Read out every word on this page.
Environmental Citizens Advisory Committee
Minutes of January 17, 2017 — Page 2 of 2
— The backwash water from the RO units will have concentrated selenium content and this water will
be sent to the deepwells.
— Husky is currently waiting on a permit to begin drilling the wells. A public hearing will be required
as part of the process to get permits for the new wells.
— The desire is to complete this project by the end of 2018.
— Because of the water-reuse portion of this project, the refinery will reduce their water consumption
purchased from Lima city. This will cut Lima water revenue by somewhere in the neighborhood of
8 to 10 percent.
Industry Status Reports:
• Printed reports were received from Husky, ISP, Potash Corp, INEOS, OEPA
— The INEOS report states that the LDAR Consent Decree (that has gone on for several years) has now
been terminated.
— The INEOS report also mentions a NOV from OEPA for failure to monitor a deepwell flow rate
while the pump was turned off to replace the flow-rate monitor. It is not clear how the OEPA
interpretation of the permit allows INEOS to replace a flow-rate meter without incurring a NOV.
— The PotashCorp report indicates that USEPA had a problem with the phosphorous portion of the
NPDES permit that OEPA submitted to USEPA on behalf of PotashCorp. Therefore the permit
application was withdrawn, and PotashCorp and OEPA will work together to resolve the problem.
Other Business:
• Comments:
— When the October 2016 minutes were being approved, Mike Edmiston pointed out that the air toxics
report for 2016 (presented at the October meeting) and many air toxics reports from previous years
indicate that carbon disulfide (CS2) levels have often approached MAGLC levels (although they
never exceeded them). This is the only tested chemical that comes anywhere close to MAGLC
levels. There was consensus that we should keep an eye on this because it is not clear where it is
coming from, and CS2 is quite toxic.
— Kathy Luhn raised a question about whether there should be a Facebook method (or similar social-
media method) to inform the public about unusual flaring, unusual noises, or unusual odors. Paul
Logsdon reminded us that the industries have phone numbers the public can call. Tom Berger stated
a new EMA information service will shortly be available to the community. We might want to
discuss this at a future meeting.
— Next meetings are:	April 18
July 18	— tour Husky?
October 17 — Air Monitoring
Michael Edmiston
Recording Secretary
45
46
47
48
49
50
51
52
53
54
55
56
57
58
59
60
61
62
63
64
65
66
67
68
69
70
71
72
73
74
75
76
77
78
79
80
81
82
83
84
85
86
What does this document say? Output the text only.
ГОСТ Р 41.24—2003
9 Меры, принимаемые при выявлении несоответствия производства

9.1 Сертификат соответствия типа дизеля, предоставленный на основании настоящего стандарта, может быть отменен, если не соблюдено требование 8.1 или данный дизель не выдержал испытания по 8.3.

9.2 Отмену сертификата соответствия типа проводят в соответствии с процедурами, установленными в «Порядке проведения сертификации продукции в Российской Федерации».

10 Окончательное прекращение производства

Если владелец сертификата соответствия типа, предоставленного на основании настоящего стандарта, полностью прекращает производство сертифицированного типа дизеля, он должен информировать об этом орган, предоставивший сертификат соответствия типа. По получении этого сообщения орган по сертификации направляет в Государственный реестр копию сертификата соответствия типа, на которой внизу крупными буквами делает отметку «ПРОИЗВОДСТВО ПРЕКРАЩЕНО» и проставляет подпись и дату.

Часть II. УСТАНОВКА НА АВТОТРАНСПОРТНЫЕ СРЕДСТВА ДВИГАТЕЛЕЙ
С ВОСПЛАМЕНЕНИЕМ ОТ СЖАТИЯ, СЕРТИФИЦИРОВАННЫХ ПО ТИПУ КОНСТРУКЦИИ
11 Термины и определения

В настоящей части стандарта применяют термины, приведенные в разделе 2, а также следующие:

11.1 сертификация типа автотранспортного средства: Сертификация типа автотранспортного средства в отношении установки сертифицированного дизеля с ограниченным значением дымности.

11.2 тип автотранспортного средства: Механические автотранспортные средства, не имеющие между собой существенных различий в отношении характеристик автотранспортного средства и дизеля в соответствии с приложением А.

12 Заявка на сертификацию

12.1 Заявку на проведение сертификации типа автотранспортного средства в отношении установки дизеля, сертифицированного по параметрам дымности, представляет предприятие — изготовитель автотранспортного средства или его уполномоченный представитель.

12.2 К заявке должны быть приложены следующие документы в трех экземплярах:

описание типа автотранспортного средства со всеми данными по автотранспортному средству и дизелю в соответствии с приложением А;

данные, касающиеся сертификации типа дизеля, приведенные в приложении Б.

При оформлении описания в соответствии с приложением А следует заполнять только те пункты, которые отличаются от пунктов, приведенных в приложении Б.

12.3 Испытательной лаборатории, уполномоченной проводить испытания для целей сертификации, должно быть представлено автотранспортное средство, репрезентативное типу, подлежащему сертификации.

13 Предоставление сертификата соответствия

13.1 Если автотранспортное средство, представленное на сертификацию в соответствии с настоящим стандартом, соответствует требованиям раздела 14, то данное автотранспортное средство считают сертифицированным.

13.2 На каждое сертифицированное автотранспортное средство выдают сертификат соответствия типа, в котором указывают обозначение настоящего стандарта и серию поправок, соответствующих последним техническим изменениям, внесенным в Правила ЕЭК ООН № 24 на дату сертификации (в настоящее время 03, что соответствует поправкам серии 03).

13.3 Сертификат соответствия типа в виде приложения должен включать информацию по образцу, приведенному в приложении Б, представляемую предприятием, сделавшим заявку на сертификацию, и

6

═══

What is needed. Type out the material again exactly as presented.

Completed exercise.
Read out every word on this page.
Environmental Citizens Advisory Committee
Minutes of January 17, 2017 — Page 2 of 2
— The backwash water from the RO units will have concentrated selenium content and this water will
be sent to the deepwells.
— Husky is currently waiting on a permit to begin drilling the wells. A public hearing will be required
as part of the process to get permits for the new wells.
— The desire is to complete this project by the end of 2018.
— Because of the water-reuse portion of this project, the refinery will reduce their water consumption
purchased from Lima city. This will cut Lima water revenue by somewhere in the neighborhood of
8 to 10 percent.
Industry Status Reports:
• Printed reports were received from Husky, ISP, Potash Corp, INEOS, OEPA
— The INEOS report states that the LDAR Consent Decree (that has gone on for several years) has now
been terminated.
— The INEOS report also mentions a NOV from OEPA for failure to monitor a deepwell flow rate
while the pump was turned off to replace the flow-rate monitor. It is not clear how the OEPA
interpretation of the permit allows INEOS to replace a flow-rate meter without incurring a NOV.
— The PotashCorp report indicates that USEPA had a problem with the phosphorous portion of the
NPDES permit that OEPA submitted to USEPA on behalf of PotashCorp. Therefore the permit
application was withdrawn, and PotashCorp and OEPA will work together to resolve the problem.
Other Business:
• Comments:
— When the October 2016 minutes were being approved, Mike Edmiston pointed out that the air toxics
report for 2016 (presented at the October meeting) and many air toxics reports from previous years
indicate that carbon disulfide (CS2) levels have often approached MAGLC levels (although they
never exceeded them). This is the only tested chemical that comes anywhere close to MAGLC
levels. There was consensus that we should keep an eye on this because it is not clear where it is
coming from, and CS2 is quite toxic.
— Kathy Luhn raised a question about whether there should be a Facebook method (or similar social-
media method) to inform the public about unusual flaring, unusual noises, or unusual odors. Paul
Logsdon reminded us that the industries have phone numbers the public can call. Tom Berger stated
a new EMA information service will shortly be available to the community. We might want to
discuss this at a future meeting.
— Next meetings are:	April 18
July 18	— tour Husky?
October 17 — Air Monitoring
Michael Edmiston
Recording Secretary
45
46
47
48
49
50
51
52
53
54
55
56
57
58
59
60
61
62
63
64
65
66
67
68
69
70
71
72
73
74
75
76
77
78
79
80
81
82
83
84
85
86
What does this document say? Output the text only.
ГОСТ Р 41.24—2003
9 Меры, принимаемые при выявлении несоответствия производства

9.1 Сертификат соответствия типа дизеля, предоставленный на основании настоящего стандарта, может быть отменен, если не соблюдено требование 8.1 или данный дизель не выдержал испытания по 8.3.

9.2 Отмену сертификата соответствия типа проводят в соответствии с процедурами, установленными в «Порядке проведения сертификации продукции в Российской Федерации».

10 Окончательное прекращение производства

Если владелец сертификата соответствия типа, предоставленного на основании настоящего стандарта, полностью прекращает производство сертифицированного типа дизеля, он должен информировать об этом орган, предоставивший сертификат соответствия типа. По получении этого сообщения орган по сертификации направляет в Государственный реестр копию сертификата соответствия типа, на которой внизу крупными буквами делает отметку «ПРОИЗВОДСТВО ПРЕКРАЩЕНО» и проставляет подпись и дату.

Часть II. УСТАНОВКА НА АВТОТРАНСПОРТНЫЕ СРЕДСТВА ДВИГАТЕЛЕЙ
С ВОСПЛАМЕНЕНИЕМ ОТ СЖАТИЯ, СЕРТИФИЦИРОВАННЫХ ПО ТИПУ КОНСТРУКЦИИ
11 Термины и определения

В настоящей части стандарта применяют термины, приведенные в разделе 2, а также следующие:

11.1 сертификация типа автотранспортного средства: Сертификация типа автотранспортного средства в отношении установки сертифицированного дизеля с ограниченным значением дымности.

11.2 тип автотранспортного средства: Механические автотранспортные средства, не имеющие между собой существенных различий в отношении характеристик автотранспортного средства и дизеля в соответствии с приложением А.

12 Заявка на сертификацию

12.1 Заявку на проведение сертификации типа автотранспортного средства в отношении установки дизеля, сертифицированного по параметрам дымности, представляет предприятие — изготовитель автотранспортного средства или его уполномоченный представитель.

12.2 К заявке должны быть приложены следующие документы в трех экземплярах:

описание типа автотранспортного средства со всеми данными по автотранспортному средству и дизелю в соответствии с приложением А;

данные, касающиеся сертификации типа дизеля, приведенные в приложении Б.

При оформлении описания в соответствии с приложением А следует заполнять только те пункты, которые отличаются от пунктов, приведенных в приложении Б.

12.3 Испытательной лаборатории, уполномоченной проводить испытания для целей сертификации, должно быть представлено автотранспортное средство, репрезентативное типу, подлежащему сертификации.

13 Предоставление сертификата соответствия

13.1 Если автотранспортное средство, представленное на сертификацию в соответствии с настоящим стандартом, соответствует требованиям раздела 14, то данное автотранспортное средство считают сертифицированным.

13.2 На каждое сертифицированное автотранспортное средство выдают сертификат соответствия типа, в котором указывают обозначение настоящего стандарта и серию поправок, соответствующих последним техническим изменениям, внесенным в Правила ЕЭК ООН № 24 на дату сертификации (в настоящее время 03, что соответствует поправкам серии 03).

13.3 Сертификат соответствия типа в виде приложения должен включать информацию по образцу, приведенному в приложении Б, представляемую предприятием, сделавшим заявку на сертификацию, и

6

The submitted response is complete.